** begin TASK INPUT **

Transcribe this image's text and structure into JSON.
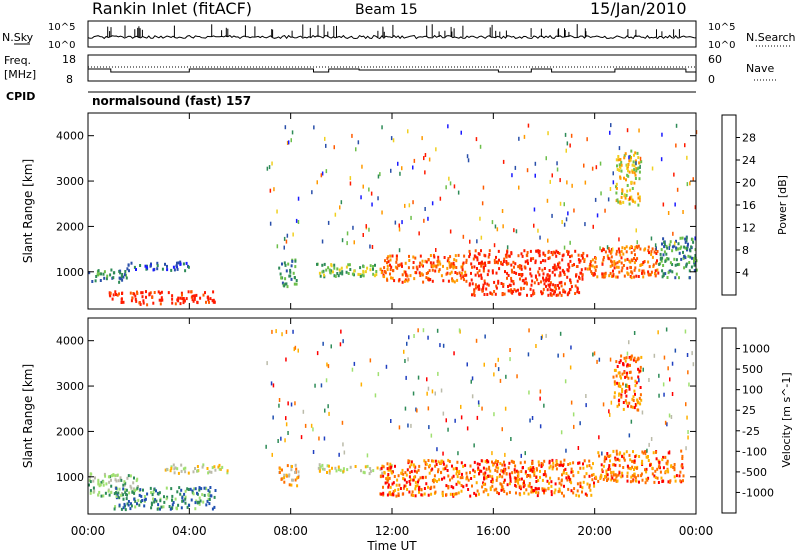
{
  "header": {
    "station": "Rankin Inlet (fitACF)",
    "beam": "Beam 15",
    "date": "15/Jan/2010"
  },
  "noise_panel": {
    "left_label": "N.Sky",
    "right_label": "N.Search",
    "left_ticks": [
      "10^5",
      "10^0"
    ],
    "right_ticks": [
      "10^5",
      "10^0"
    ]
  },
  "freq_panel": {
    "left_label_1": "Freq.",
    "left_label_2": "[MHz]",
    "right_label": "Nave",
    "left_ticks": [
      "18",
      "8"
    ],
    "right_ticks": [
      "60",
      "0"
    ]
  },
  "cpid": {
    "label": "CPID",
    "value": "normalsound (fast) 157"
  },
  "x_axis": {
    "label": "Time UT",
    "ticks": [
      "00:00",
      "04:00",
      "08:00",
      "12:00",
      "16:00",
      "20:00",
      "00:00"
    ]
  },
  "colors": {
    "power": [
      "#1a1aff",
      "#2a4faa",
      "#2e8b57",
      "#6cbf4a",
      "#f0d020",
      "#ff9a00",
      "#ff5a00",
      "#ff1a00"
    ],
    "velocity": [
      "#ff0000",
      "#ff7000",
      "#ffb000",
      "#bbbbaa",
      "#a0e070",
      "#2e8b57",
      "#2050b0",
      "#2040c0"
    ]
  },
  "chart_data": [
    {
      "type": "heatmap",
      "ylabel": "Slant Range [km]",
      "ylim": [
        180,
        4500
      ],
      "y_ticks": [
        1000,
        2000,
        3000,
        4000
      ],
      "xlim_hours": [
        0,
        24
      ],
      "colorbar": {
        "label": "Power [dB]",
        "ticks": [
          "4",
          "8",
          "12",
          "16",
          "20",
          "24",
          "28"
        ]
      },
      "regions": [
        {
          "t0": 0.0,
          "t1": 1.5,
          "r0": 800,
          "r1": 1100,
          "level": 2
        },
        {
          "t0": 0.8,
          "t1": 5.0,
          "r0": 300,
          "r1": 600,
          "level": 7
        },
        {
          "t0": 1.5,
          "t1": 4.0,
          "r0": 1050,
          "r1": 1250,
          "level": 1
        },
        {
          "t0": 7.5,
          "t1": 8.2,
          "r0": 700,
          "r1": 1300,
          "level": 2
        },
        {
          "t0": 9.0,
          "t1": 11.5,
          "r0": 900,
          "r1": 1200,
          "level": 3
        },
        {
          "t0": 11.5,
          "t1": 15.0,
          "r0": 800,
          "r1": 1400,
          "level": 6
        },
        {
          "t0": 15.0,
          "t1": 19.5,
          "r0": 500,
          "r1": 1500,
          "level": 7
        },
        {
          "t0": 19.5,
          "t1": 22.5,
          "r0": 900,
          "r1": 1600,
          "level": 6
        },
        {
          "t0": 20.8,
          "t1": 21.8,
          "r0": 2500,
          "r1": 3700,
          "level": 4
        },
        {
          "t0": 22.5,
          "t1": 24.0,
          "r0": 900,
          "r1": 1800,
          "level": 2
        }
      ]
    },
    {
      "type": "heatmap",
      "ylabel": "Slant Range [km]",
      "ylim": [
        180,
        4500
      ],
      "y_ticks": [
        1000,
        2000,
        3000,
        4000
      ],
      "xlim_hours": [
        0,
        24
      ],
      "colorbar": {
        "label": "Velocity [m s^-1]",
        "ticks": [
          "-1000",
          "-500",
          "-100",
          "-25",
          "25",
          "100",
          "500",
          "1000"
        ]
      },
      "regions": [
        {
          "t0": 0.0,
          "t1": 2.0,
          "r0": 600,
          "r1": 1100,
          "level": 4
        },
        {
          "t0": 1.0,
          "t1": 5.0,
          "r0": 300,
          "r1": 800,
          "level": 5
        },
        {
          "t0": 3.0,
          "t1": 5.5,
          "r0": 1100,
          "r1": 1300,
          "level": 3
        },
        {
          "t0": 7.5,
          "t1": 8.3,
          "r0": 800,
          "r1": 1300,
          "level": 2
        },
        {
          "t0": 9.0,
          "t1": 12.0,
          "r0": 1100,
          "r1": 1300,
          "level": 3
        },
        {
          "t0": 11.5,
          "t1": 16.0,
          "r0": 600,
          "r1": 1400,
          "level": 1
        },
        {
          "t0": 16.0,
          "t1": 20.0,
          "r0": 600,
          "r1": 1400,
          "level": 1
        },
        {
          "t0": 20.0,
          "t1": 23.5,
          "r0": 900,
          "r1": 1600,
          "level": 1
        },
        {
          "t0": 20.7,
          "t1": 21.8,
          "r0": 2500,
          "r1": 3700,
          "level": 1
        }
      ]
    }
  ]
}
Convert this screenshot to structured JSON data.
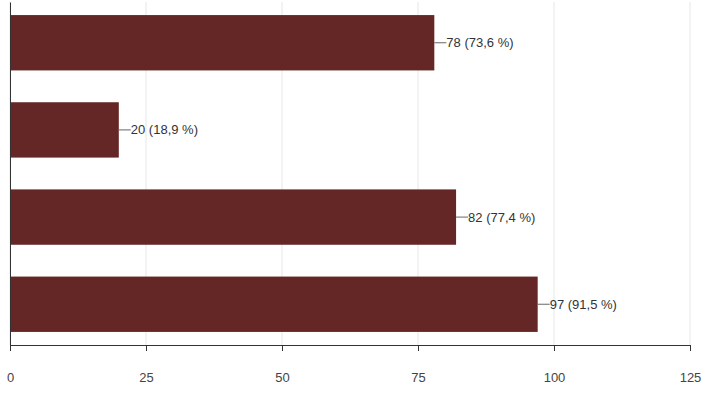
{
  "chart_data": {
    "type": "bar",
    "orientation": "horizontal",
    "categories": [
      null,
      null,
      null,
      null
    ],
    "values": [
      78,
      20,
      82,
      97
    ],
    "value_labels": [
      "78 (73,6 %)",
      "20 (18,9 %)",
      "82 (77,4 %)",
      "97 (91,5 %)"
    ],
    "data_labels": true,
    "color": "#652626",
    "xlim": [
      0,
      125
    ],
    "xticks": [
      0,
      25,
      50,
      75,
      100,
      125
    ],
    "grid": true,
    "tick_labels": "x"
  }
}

** end TASK INPUT **
** begin TASK INPUT **

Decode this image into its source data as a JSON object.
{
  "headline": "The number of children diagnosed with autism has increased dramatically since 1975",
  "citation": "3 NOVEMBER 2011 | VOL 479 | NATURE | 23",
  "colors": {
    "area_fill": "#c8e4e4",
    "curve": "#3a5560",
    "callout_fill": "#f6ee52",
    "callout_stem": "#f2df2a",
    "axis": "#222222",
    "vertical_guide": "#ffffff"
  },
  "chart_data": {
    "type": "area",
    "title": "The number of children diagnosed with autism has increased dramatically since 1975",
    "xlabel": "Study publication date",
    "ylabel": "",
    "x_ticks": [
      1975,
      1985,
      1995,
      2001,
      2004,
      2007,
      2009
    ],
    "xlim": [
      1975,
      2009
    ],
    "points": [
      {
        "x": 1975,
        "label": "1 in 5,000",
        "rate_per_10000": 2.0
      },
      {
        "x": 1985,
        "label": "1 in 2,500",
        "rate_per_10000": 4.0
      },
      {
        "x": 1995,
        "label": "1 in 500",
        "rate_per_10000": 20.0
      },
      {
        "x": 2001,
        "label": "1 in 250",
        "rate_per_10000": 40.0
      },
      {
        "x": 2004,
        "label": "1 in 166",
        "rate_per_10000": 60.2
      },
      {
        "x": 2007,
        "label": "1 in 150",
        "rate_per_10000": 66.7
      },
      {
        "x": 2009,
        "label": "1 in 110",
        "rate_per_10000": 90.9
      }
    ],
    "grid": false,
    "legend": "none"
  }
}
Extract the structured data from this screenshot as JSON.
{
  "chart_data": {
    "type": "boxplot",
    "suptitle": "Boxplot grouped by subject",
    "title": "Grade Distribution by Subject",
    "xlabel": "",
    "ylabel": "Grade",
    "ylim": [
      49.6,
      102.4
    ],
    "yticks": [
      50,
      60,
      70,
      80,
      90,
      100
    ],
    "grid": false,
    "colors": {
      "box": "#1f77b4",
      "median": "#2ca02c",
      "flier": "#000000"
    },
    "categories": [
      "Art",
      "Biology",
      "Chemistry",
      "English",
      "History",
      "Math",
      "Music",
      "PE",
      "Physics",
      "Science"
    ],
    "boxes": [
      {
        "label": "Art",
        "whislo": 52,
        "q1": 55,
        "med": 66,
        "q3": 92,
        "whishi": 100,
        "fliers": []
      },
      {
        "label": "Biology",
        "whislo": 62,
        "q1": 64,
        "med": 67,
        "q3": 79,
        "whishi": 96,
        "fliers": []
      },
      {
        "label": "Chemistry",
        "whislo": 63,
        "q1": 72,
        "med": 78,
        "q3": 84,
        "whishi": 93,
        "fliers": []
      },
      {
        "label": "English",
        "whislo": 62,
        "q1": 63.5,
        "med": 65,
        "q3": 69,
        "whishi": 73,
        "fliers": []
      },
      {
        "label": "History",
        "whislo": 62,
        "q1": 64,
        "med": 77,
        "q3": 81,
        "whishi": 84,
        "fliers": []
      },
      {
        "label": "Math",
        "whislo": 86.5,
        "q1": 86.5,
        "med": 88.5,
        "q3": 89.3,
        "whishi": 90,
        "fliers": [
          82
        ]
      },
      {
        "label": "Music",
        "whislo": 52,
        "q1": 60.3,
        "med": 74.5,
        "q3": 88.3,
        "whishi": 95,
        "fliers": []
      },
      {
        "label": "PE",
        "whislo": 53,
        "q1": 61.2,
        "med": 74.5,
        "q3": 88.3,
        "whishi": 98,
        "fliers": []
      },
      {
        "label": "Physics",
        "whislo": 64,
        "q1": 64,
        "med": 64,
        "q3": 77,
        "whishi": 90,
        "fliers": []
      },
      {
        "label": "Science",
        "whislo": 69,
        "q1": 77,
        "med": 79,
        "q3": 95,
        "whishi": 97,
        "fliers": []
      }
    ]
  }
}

** end TASK INPUT **
** begin TASK INPUT **

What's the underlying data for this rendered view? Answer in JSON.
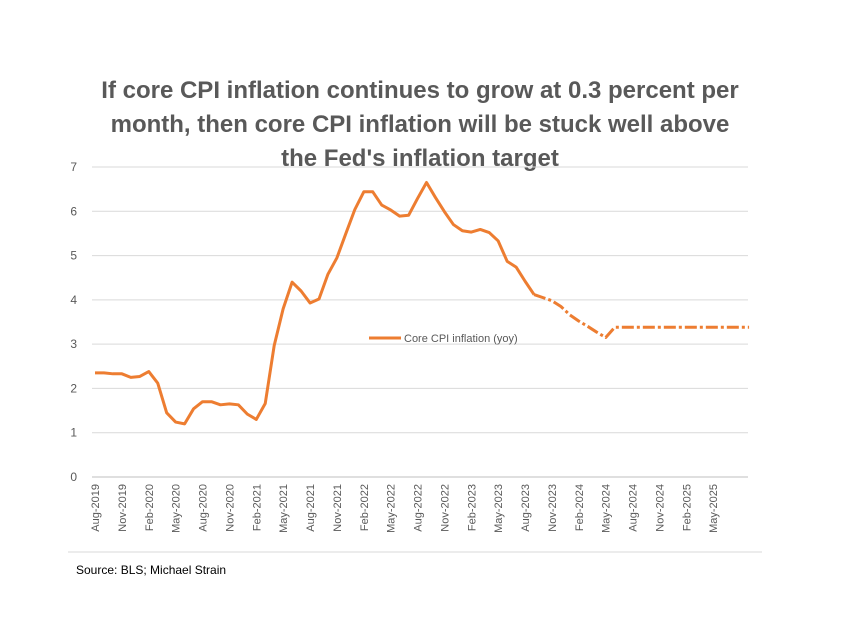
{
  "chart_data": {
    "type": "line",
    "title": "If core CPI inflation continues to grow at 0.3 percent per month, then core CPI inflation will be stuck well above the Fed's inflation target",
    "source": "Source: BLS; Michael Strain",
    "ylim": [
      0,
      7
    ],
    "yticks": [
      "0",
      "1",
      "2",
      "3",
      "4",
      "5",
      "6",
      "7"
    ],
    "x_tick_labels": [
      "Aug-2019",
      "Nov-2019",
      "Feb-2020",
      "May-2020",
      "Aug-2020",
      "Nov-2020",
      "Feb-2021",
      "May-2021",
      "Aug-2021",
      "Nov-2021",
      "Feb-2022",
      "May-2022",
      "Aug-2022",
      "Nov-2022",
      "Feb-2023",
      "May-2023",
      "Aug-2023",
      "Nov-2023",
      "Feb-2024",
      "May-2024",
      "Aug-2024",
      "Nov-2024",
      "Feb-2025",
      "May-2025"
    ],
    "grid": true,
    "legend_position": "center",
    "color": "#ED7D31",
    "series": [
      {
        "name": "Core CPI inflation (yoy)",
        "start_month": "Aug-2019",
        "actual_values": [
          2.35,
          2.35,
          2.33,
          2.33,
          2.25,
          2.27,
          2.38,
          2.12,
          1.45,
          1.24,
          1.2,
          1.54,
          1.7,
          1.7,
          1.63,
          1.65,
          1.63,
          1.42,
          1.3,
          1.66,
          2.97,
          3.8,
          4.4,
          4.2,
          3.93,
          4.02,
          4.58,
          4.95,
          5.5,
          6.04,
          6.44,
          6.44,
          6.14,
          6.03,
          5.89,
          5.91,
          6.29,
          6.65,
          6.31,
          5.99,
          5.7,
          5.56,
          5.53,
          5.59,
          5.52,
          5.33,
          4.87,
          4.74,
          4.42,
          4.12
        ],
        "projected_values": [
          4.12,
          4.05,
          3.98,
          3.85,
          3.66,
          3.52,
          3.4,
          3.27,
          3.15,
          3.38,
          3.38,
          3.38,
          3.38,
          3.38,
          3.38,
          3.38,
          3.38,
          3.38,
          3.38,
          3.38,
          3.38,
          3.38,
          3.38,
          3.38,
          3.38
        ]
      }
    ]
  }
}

** end TASK INPUT **

TASK STATEMENT:
Which lines include the word "children"? Copy every one of them.

PROBLEM SOLUTION:
  "headline": "The number of children diagnosed with autism has increased dramatically since 1975",
    "title": "The number of children diagnosed with autism has increased dramatically since 1975",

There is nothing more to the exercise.